Vlt. wäre ja onUserLeaveHint() etwas für dich?


----------



## Gast2 (18. Dez 2012)

Leider reagiert onUserLeaveHint() bezüglich meines Problems genau so wie onPause. 

Obwohl die Beschreibung in Activity | Android Developers gut auf mein Problem passt?!

???:L


----------



## Michael... (18. Dez 2012)

frankmehlhop hat gesagt.:


> Obwohl die Beschreibung in Activity | Android Developers gut auf mein Problem passt?!


? Ich lese da was anderes.
Hier steht, dass sich diese Methode ebenfalls auf die Activity bezieht und - im Falle, dass der Anwender aktiv die Activity "verlässt" - diese unmittelbar vor der onPause() aufgerufen wird. Die Methode hilft als nur zur Unterscheidung, ob das Pausieren durch den Anwender oder irgendeinen Systemprozess ausgelöst wird.
Folgendes hört sich so an, als könnte es weiter helfen:
Application’s Pause/Resume  Sriram Ramani


----------



## Gast2 (18. Dez 2012)

Danke für den Link.

Ich habe den Code getestet, aber sobald das Package nicht mehr oben drauf liegt, reagiert dieser Code nicht mehr und genau das ist das was ich bräuchte. Ich hätte die Notication aufgerufen, sobald die App (das Package) nicht mehr oben liegt (die sichtbare Oberfläche stellt).

Schade, vom Ansatz fand ich den Code gut (wenn auch aufwendig).
Und wer diesen Pfad evtl. mal folgen mag, hier meine Beobachtungen:
ArrayList<ApplicationLifecycleCallbacks> mListeners wird nie gefüllt,
addApplicationLifecycleCallbacks wird nie aufgerufen.
Ich vermute dass hier die Ursache liegen könnte, 
aber bei mir hört hier das Verständnis für diesen Code vorerst auf.

Also: *Ich suche weiter nach einer richtigen Möglichkeit!*


----------



## schlingel (19. Dez 2012)

Folgender Vorschlag. Möglicherweise ein bisserl Overkill, könnte aber funktionieren:

Du verwendest einen Service um die Notifications zu feuern. (LocalService)
Wird eine Activity angezeigt (onResume), schickst du dem Service eine Nachricht. ACTIVITY_ON oder sowas.
Wird eine Activity in den Hintergrund geschickt (onPause), schickst du dem Service eine Nachricht. ACTIVITY_OFF z.B.

Der Service zählt mit. ACTIVITY_ON ++, ACTIVITY_OFF --, erreichst du 0 wartest du ca. 500ms ob nicht noch eine Nachricht daherkommt. Kommt keine zeigst du die Notification an, kommt eine dann eben nicht.
########################################
**Aufgabe 1**
Gib aus dem Forumsthread zu onPause() den Abschnitt wortgetreu wieder, der mit „Schade, vom Ansatz“ beginnt und bis einschließlich „Code vorerst auf.“ reicht.
**Aufgabe 2**
Führe den Forumsthread zu onPause() im Anschluss an seinen letzten Satz weiter.
########################################
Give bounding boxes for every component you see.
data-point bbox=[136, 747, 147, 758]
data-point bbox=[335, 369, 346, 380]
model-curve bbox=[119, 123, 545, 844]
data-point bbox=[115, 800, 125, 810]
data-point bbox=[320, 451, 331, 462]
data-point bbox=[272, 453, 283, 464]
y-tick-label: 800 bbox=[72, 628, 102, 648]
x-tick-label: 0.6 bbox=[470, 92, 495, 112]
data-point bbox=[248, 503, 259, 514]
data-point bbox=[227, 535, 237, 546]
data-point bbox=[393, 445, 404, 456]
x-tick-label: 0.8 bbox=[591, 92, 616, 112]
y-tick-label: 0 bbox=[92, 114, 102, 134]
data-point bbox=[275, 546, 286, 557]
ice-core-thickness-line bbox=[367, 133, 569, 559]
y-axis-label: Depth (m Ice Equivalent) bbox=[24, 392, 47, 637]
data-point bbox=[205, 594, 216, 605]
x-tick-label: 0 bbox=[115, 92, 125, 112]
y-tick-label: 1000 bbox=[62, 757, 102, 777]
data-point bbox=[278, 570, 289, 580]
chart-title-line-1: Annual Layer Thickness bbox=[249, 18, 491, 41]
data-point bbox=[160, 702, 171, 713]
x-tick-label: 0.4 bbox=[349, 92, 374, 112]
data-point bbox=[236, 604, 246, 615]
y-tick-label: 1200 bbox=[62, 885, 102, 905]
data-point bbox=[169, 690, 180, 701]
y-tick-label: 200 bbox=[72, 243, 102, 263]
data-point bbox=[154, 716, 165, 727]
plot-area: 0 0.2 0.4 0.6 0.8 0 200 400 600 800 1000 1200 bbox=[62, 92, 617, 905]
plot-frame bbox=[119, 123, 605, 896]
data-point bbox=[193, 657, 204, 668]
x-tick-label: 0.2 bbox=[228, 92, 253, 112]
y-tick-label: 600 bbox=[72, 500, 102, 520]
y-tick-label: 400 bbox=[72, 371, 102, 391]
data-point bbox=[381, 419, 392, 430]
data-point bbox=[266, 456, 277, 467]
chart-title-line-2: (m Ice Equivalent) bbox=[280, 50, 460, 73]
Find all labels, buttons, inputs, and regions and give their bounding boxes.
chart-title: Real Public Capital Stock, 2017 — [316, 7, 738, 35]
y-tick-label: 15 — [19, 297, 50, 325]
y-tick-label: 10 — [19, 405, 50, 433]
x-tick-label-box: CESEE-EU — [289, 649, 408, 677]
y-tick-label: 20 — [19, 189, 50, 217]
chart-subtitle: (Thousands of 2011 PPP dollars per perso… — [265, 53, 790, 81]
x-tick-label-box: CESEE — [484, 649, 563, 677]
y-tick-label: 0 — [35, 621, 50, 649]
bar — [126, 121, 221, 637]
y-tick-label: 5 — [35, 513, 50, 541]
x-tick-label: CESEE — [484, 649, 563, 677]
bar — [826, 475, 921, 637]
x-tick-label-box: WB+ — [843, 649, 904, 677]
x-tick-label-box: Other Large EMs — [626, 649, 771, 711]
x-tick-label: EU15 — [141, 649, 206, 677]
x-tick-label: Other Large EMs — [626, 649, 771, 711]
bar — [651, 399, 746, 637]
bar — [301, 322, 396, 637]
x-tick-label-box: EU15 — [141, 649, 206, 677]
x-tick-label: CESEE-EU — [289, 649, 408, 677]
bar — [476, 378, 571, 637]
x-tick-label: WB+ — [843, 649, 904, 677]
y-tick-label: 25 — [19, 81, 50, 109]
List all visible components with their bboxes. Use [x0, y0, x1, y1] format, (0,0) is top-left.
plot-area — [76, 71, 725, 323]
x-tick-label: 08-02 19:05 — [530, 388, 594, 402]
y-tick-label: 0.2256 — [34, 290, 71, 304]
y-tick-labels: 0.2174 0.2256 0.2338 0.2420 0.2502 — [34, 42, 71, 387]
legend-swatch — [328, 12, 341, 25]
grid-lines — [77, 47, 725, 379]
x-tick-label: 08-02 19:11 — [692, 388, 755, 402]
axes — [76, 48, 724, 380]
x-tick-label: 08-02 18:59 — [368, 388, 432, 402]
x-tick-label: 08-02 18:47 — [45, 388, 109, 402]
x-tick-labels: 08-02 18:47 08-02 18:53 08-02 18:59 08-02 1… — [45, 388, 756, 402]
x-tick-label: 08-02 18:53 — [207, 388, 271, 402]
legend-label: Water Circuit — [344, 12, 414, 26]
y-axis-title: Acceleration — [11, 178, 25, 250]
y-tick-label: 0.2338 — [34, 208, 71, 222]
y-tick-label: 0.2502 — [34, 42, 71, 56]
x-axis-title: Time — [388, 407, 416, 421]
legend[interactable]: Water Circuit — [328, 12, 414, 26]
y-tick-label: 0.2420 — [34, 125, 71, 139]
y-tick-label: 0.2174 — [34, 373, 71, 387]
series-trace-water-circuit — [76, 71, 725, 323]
########################################
**Ergebnis 1**
Schade, vom Ansatz fand ich den Code gut (wenn auch aufwendig).
Und wer diesen Pfad evtl. mal folgen mag, hier meine Beobachtungen:
ArrayList<ApplicationLifecycleCallbacks> mListeners wird nie gefüllt,
addApplicationLifecycleCallbacks wird nie aufgerufen.
Ich vermute dass hier die Ursache liegen könnte, 
aber bei mir hört hier das Verständnis für diesen Code vorerst auf.

**Ergebnis 2**
Vorteil: Notifications-Code anzeigen ist zentral. 
Nachteil: Eine jede deiner Activities muss Nachrichten broadcasten.

PS: Der oben verlinkte Beitrag läuft darauf hinaus, dass du das so ähnlich machst wie mit dem Service nur dass du anstatt des Services eine statische Klasse verwendest. Zufällig ist die dann auch eine Application.


----------



## Michael... (19. Dez 2012)

Ein Service war auch mein erster Gedanke, dann bin ich bei der Internet Recherche auf diesen Artikel gestossen.
Ist zwar nicht genau das was Du vorhast, aber die Idee mit der eigenen Applicationen und den Activities basierend auf einer eigenen Basis Activitiy fand ich ganz gut. Dadurch bekommst Du ja in der Application mit wenn eine Activity pausiert und in den Hintergrund geschickt wird. In Kombination mit dem Vorschlag von schlingel kurz zu warten und dann zu prüfen, ob nicht doch noch eine Actitivity wieder fortgesetzt wurde, ist das scheinbar machbar - zumindest hat es bei einem quick & dirty Test meinerseits scheinbar wie gewünscht funktioniert.



> Schade, vom Ansatz fand ich den Code gut (wenn auch aufwendig).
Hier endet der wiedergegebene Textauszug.